Data records
%%

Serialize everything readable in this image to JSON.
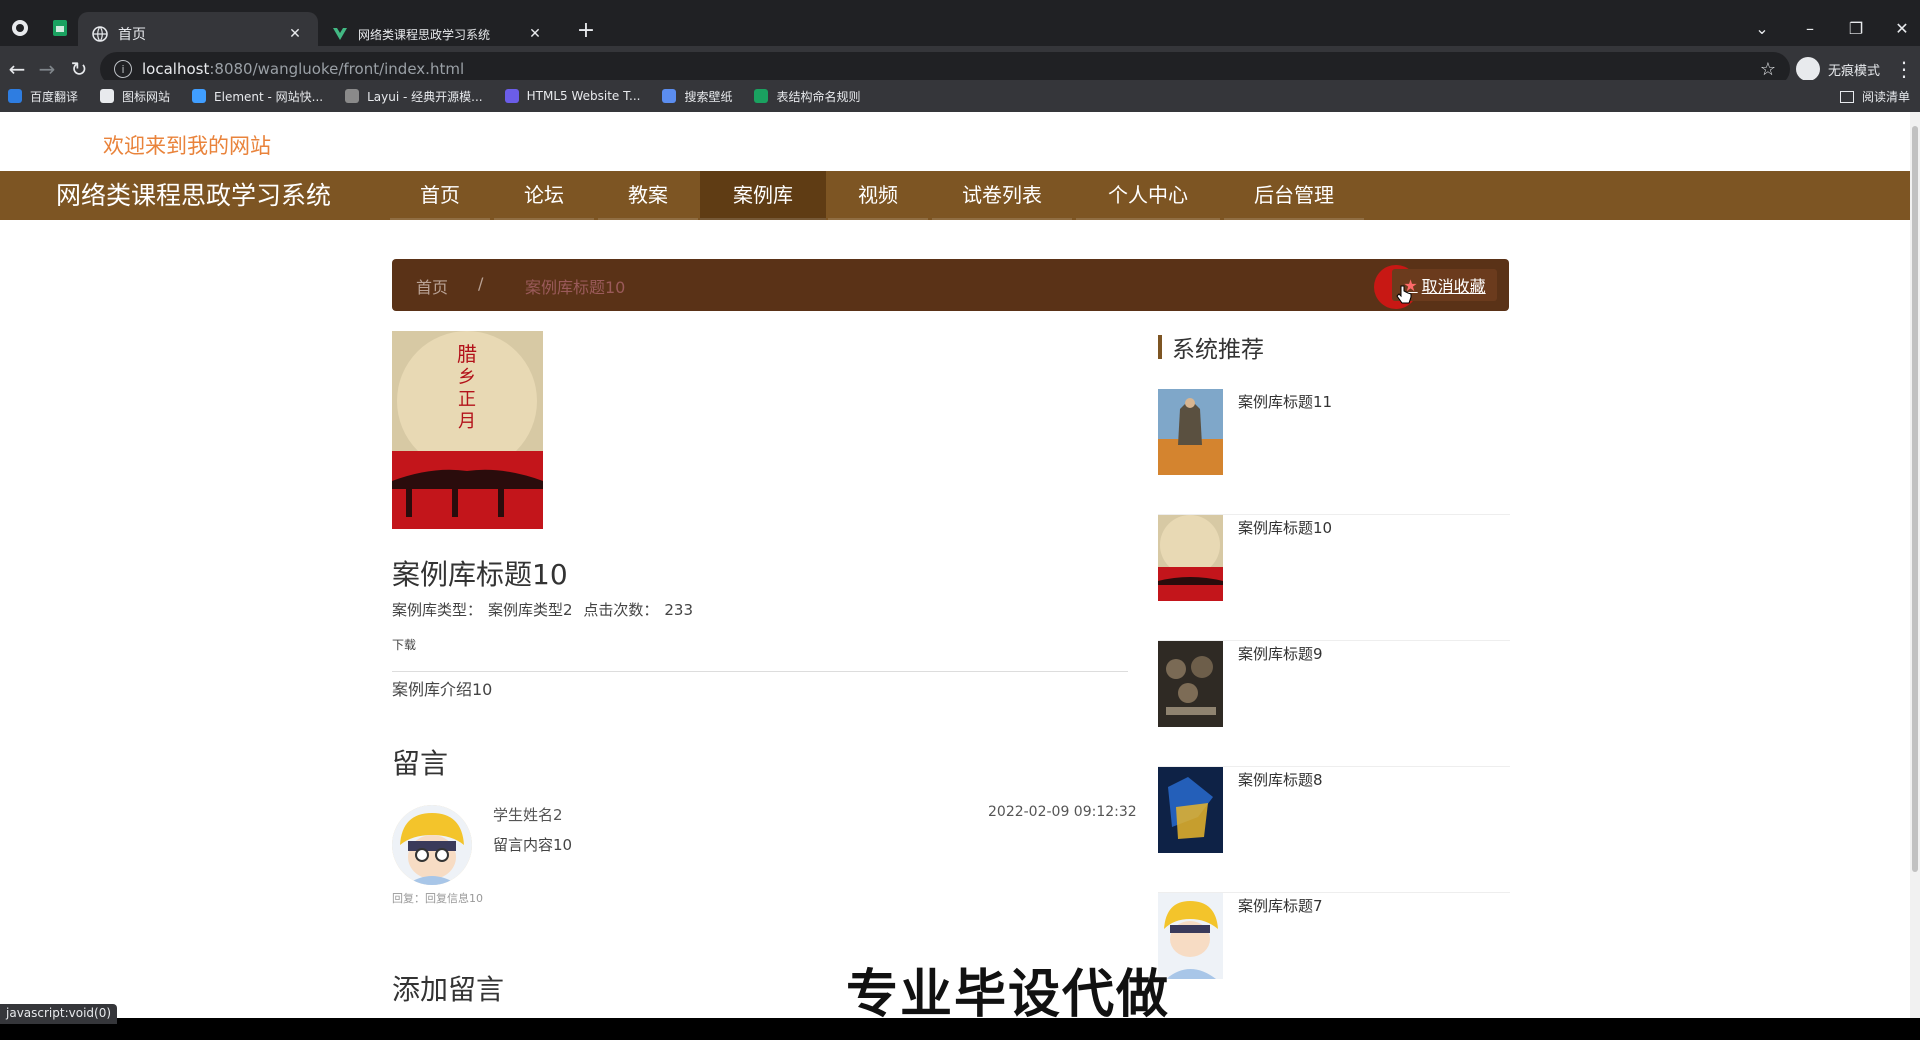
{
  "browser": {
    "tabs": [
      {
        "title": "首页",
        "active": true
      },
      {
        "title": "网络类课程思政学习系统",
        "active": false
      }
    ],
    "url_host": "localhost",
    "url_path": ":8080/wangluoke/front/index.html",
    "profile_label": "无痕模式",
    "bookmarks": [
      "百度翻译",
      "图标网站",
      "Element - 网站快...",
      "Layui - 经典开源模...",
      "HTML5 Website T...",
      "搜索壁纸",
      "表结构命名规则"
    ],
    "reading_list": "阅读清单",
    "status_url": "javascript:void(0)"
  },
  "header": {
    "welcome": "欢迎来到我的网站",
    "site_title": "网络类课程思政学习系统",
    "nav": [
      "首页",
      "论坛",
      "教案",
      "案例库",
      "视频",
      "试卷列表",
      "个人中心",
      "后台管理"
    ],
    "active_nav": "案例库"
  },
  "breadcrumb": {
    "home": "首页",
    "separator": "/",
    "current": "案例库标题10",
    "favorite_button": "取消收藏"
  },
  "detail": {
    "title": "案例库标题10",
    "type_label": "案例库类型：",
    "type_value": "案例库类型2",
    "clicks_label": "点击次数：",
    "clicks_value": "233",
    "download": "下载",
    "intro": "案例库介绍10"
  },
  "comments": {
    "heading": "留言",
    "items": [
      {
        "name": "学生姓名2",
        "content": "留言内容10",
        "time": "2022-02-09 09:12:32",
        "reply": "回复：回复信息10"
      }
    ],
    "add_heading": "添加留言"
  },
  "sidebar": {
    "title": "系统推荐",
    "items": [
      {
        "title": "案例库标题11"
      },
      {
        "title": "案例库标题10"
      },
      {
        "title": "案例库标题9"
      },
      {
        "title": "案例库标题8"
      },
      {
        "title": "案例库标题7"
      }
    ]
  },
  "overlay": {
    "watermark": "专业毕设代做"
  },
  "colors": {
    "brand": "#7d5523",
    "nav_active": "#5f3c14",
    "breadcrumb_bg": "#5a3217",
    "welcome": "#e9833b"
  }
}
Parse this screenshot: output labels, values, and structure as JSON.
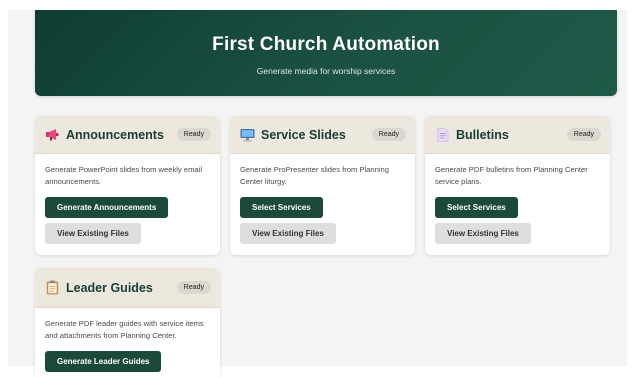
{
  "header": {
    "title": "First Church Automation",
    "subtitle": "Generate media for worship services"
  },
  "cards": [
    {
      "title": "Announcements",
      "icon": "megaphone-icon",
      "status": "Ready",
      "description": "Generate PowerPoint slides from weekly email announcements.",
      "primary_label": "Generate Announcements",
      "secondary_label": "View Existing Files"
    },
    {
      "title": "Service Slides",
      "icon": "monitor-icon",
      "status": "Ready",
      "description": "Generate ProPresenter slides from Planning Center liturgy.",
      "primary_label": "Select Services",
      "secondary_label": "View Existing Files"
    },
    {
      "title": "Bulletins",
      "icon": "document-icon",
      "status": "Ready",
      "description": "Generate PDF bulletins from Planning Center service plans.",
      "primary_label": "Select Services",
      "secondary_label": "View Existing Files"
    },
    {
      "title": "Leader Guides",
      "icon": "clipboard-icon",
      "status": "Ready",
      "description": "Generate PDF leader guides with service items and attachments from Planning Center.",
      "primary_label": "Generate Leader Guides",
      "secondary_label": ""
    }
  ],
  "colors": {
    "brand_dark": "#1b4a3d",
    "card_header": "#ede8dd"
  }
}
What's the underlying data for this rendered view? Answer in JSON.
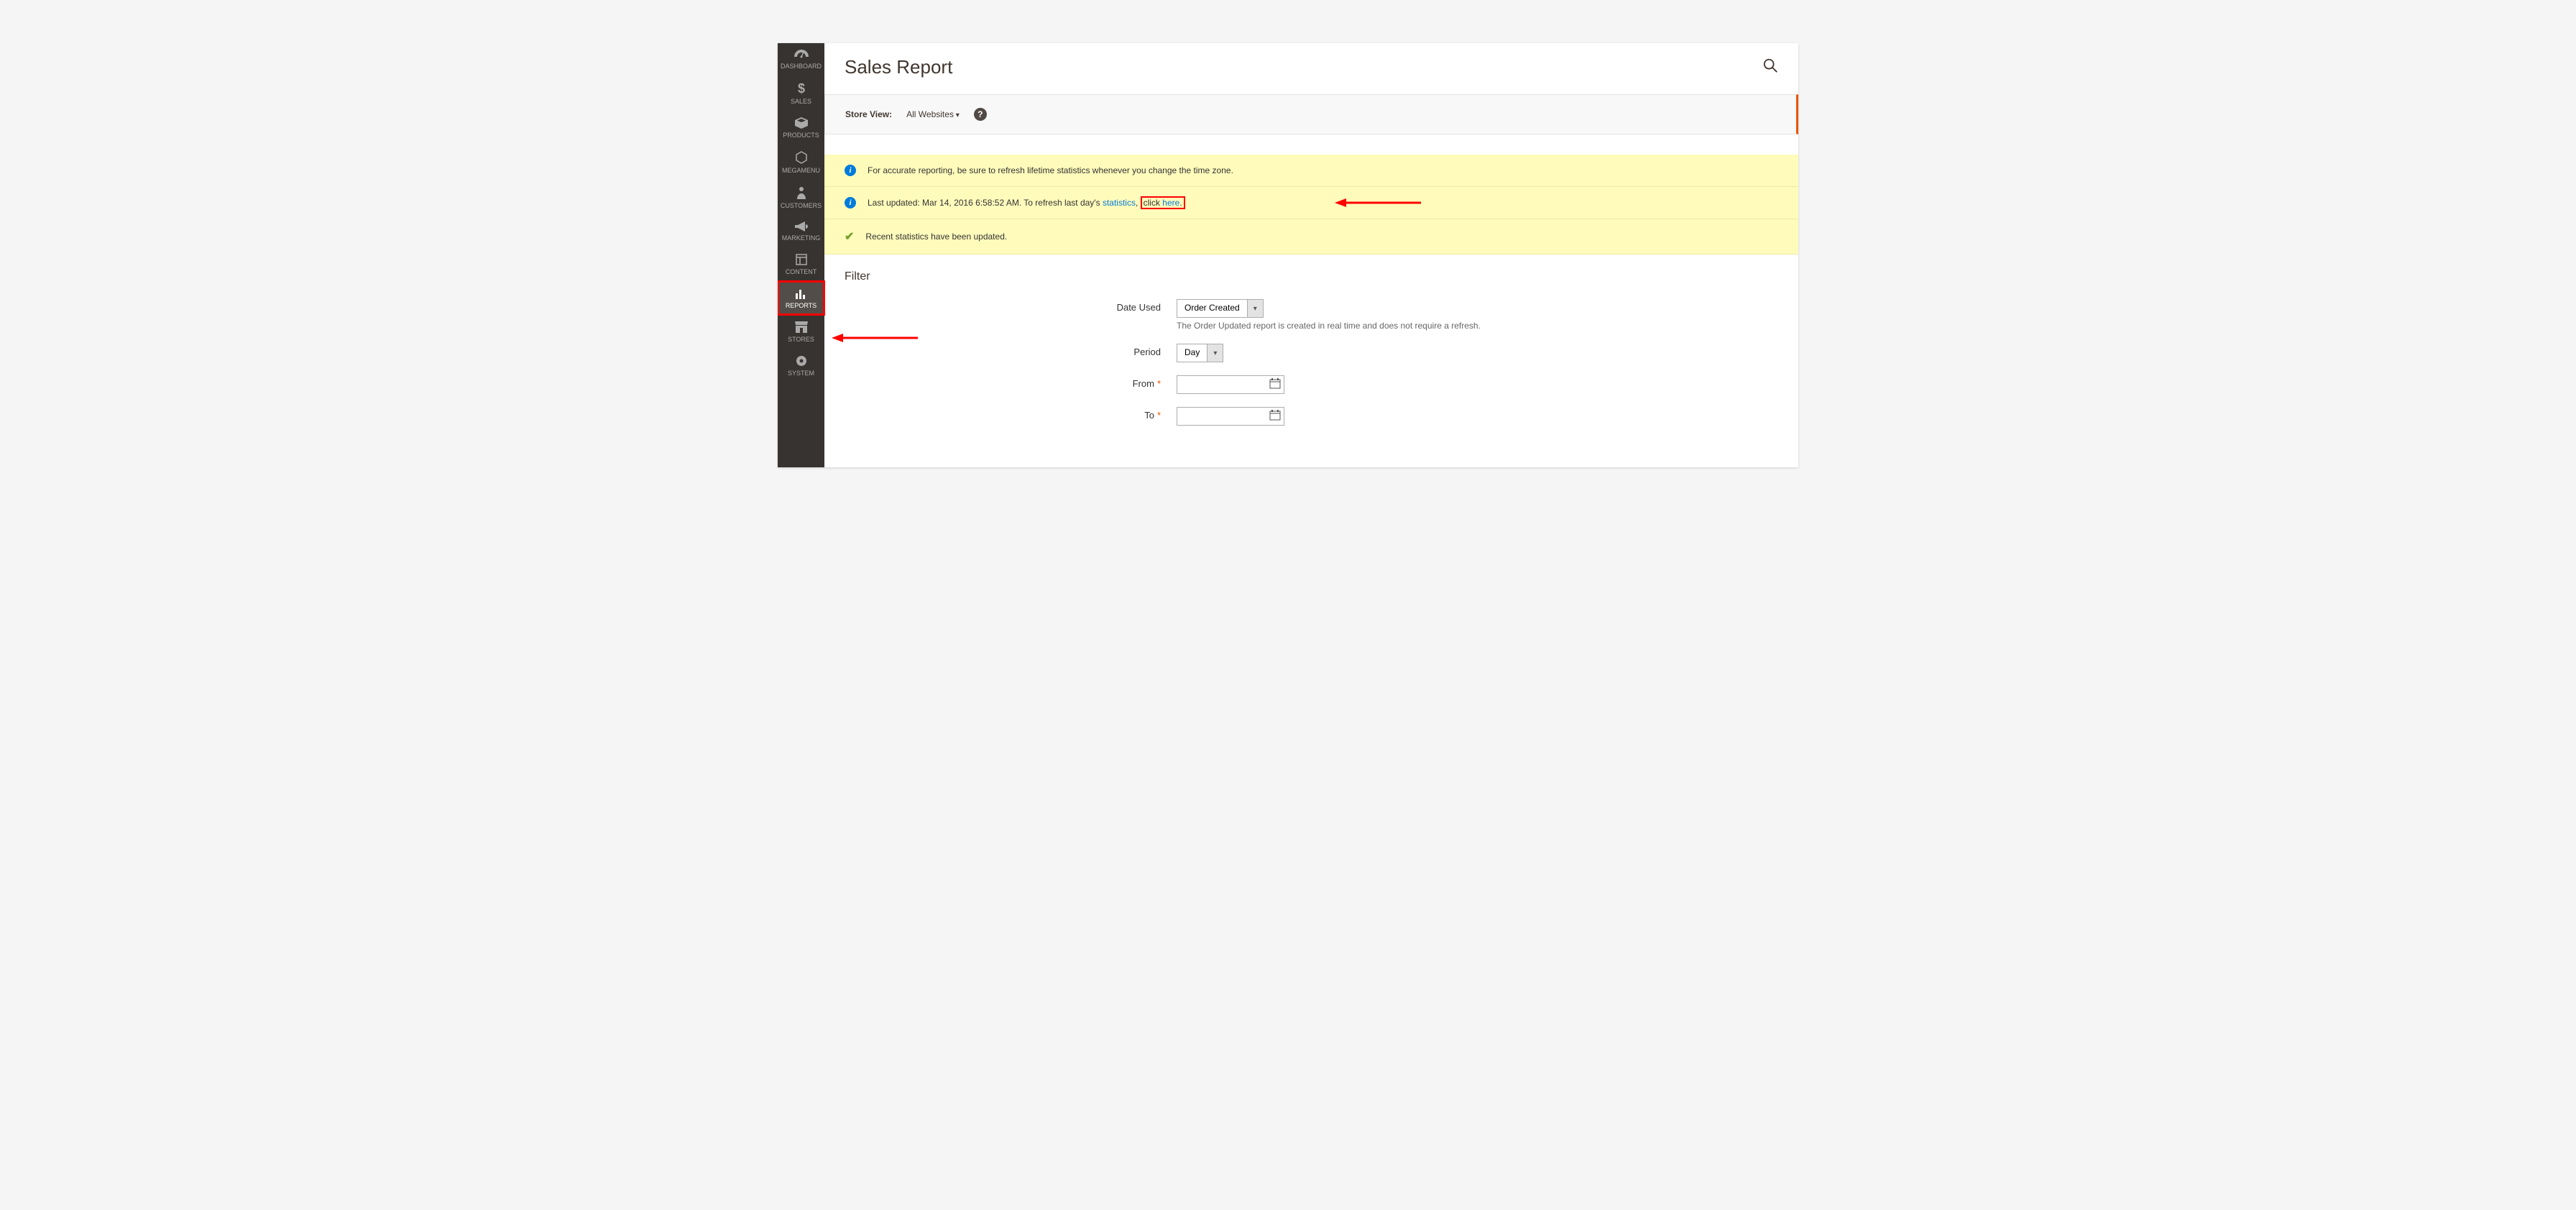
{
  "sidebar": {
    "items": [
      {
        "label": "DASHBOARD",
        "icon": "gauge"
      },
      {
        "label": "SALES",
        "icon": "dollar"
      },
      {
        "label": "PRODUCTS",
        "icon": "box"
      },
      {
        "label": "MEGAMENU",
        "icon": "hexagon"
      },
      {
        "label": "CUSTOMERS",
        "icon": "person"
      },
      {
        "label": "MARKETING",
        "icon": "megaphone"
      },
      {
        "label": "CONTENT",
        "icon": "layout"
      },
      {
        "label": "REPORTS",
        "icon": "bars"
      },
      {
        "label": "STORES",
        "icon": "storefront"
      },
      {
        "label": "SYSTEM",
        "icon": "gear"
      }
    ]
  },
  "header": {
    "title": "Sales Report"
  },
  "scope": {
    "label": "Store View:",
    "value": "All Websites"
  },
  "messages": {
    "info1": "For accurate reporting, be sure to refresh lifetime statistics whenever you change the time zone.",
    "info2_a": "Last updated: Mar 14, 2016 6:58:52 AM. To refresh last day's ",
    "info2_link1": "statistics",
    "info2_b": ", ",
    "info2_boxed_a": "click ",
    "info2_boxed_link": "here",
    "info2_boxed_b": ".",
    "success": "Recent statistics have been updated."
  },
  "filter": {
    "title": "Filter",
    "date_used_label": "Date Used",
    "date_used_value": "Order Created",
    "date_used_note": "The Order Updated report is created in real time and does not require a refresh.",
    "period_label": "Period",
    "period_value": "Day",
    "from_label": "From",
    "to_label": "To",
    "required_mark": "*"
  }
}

%%

__Work to be completed__.
Apart from the pictures, the entries above are to be repeated in full and exactly.

__Written response__.
Serialize everything readable in this image to JSON.
{
  "browser": {
    "tabs": [
      {
        "title": "首页",
        "active": true
      },
      {
        "title": "网络类课程思政学习系统",
        "active": false
      }
    ],
    "url_host": "localhost",
    "url_path": ":8080/wangluoke/front/index.html",
    "profile_label": "无痕模式",
    "bookmarks": [
      "百度翻译",
      "图标网站",
      "Element - 网站快...",
      "Layui - 经典开源模...",
      "HTML5 Website T...",
      "搜索壁纸",
      "表结构命名规则"
    ],
    "reading_list": "阅读清单",
    "status_url": "javascript:void(0)"
  },
  "header": {
    "welcome": "欢迎来到我的网站",
    "site_title": "网络类课程思政学习系统",
    "nav": [
      "首页",
      "论坛",
      "教案",
      "案例库",
      "视频",
      "试卷列表",
      "个人中心",
      "后台管理"
    ],
    "active_nav": "案例库"
  },
  "breadcrumb": {
    "home": "首页",
    "separator": "/",
    "current": "案例库标题10",
    "favorite_button": "取消收藏"
  },
  "detail": {
    "title": "案例库标题10",
    "type_label": "案例库类型：",
    "type_value": "案例库类型2",
    "clicks_label": "点击次数：",
    "clicks_value": "233",
    "download": "下载",
    "intro": "案例库介绍10"
  },
  "comments": {
    "heading": "留言",
    "items": [
      {
        "name": "学生姓名2",
        "content": "留言内容10",
        "time": "2022-02-09 09:12:32",
        "reply": "回复：回复信息10"
      }
    ],
    "add_heading": "添加留言"
  },
  "sidebar": {
    "title": "系统推荐",
    "items": [
      {
        "title": "案例库标题11"
      },
      {
        "title": "案例库标题10"
      },
      {
        "title": "案例库标题9"
      },
      {
        "title": "案例库标题8"
      },
      {
        "title": "案例库标题7"
      }
    ]
  },
  "overlay": {
    "watermark": "专业毕设代做"
  },
  "colors": {
    "brand": "#7d5523",
    "nav_active": "#5f3c14",
    "breadcrumb_bg": "#5a3217",
    "welcome": "#e9833b"
  }
}
Parse this screenshot: output labels, values, and structure as JSON.
{
  "header": {
    "title": "First Church Automation",
    "subtitle": "Generate media for worship services"
  },
  "cards": [
    {
      "title": "Announcements",
      "icon": "megaphone-icon",
      "status": "Ready",
      "description": "Generate PowerPoint slides from weekly email announcements.",
      "primary_label": "Generate Announcements",
      "secondary_label": "View Existing Files"
    },
    {
      "title": "Service Slides",
      "icon": "monitor-icon",
      "status": "Ready",
      "description": "Generate ProPresenter slides from Planning Center liturgy.",
      "primary_label": "Select Services",
      "secondary_label": "View Existing Files"
    },
    {
      "title": "Bulletins",
      "icon": "document-icon",
      "status": "Ready",
      "description": "Generate PDF bulletins from Planning Center service plans.",
      "primary_label": "Select Services",
      "secondary_label": "View Existing Files"
    },
    {
      "title": "Leader Guides",
      "icon": "clipboard-icon",
      "status": "Ready",
      "description": "Generate PDF leader guides with service items and attachments from Planning Center.",
      "primary_label": "Generate Leader Guides",
      "secondary_label": ""
    }
  ],
  "colors": {
    "brand_dark": "#1b4a3d",
    "card_header": "#ede8dd"
  }
}
What's the underlying data for this rendered view? Answer in JSON.
{
  "sidebar": {
    "items": [
      {
        "label": "DASHBOARD",
        "icon": "gauge"
      },
      {
        "label": "SALES",
        "icon": "dollar"
      },
      {
        "label": "PRODUCTS",
        "icon": "box"
      },
      {
        "label": "MEGAMENU",
        "icon": "hexagon"
      },
      {
        "label": "CUSTOMERS",
        "icon": "person"
      },
      {
        "label": "MARKETING",
        "icon": "megaphone"
      },
      {
        "label": "CONTENT",
        "icon": "layout"
      },
      {
        "label": "REPORTS",
        "icon": "bars"
      },
      {
        "label": "STORES",
        "icon": "storefront"
      },
      {
        "label": "SYSTEM",
        "icon": "gear"
      }
    ]
  },
  "header": {
    "title": "Sales Report"
  },
  "scope": {
    "label": "Store View:",
    "value": "All Websites"
  },
  "messages": {
    "info1": "For accurate reporting, be sure to refresh lifetime statistics whenever you change the time zone.",
    "info2_a": "Last updated: Mar 14, 2016 6:58:52 AM. To refresh last day's ",
    "info2_link1": "statistics",
    "info2_b": ", ",
    "info2_boxed_a": "click ",
    "info2_boxed_link": "here",
    "info2_boxed_b": ".",
    "success": "Recent statistics have been updated."
  },
  "filter": {
    "title": "Filter",
    "date_used_label": "Date Used",
    "date_used_value": "Order Created",
    "date_used_note": "The Order Updated report is created in real time and does not require a refresh.",
    "period_label": "Period",
    "period_value": "Day",
    "from_label": "From",
    "to_label": "To",
    "required_mark": "*"
  }
}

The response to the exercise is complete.